(WHAT IS ASKED)
Extract all lines from the data beneath that include the word "Lundi".
## BEGIN MATERIAL FOR THE TASK
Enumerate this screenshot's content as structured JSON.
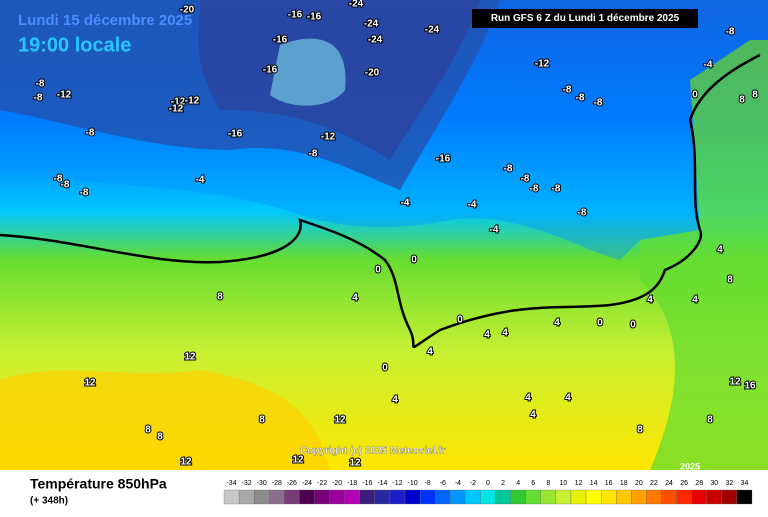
{
  "header": {
    "date": "Lundi 15 décembre 2025",
    "time": "19:00 locale",
    "run": "Run GFS 6 Z du Lundi 1 décembre 2025",
    "copyright": "Copyright (c) 2025 Meteociel.fr",
    "year": "2025"
  },
  "footer": {
    "title": "Température 850hPa",
    "lead": "(+ 348h)"
  },
  "legend": {
    "ticks": [
      -34,
      -32,
      -30,
      -28,
      -26,
      -24,
      -22,
      -20,
      -18,
      -16,
      -14,
      -12,
      -10,
      -8,
      -6,
      -4,
      -2,
      0,
      2,
      4,
      6,
      8,
      10,
      12,
      14,
      16,
      18,
      20,
      22,
      24,
      26,
      28,
      30,
      32,
      34
    ],
    "colors": [
      "#c8c8c8",
      "#a8a8a8",
      "#8c8c8c",
      "#8c6e8c",
      "#783c78",
      "#500050",
      "#780078",
      "#9b009b",
      "#b400b4",
      "#3c1e78",
      "#2828a0",
      "#1e1ec8",
      "#0000c8",
      "#0032ff",
      "#0064ff",
      "#0096ff",
      "#00c8ff",
      "#00e6e6",
      "#00c896",
      "#32c832",
      "#64dc32",
      "#96e632",
      "#c8f032",
      "#e6f000",
      "#ffff00",
      "#ffe600",
      "#ffc800",
      "#ffa000",
      "#ff7800",
      "#ff5000",
      "#ff2800",
      "#e60000",
      "#c80000",
      "#a00000",
      "#000000"
    ]
  },
  "map_labels": [
    -20,
    -16,
    -16,
    -24,
    -16,
    -24,
    -24,
    -24,
    -16,
    -20,
    -12,
    -8,
    -8,
    -12,
    -12,
    -12,
    -12,
    -16,
    -12,
    -8,
    -8,
    -16,
    -8,
    -8,
    -8,
    -8,
    -8,
    -8,
    -8,
    -8,
    -4,
    -4,
    -4,
    -4,
    -8,
    -8,
    -8,
    -8,
    -4,
    0,
    8,
    8,
    0,
    0,
    4,
    8,
    12,
    12,
    8,
    8,
    8,
    12,
    12,
    12,
    12,
    4,
    4,
    0,
    4,
    4,
    4,
    0,
    0,
    4,
    4,
    12,
    16,
    4,
    4,
    4,
    8,
    8,
    0,
    4,
    8
  ]
}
## END MATERIAL FOR THE TASK
(TASK OUTPUT)
    "date": "Lundi 15 décembre 2025",
    "run": "Run GFS 6 Z du Lundi 1 décembre 2025",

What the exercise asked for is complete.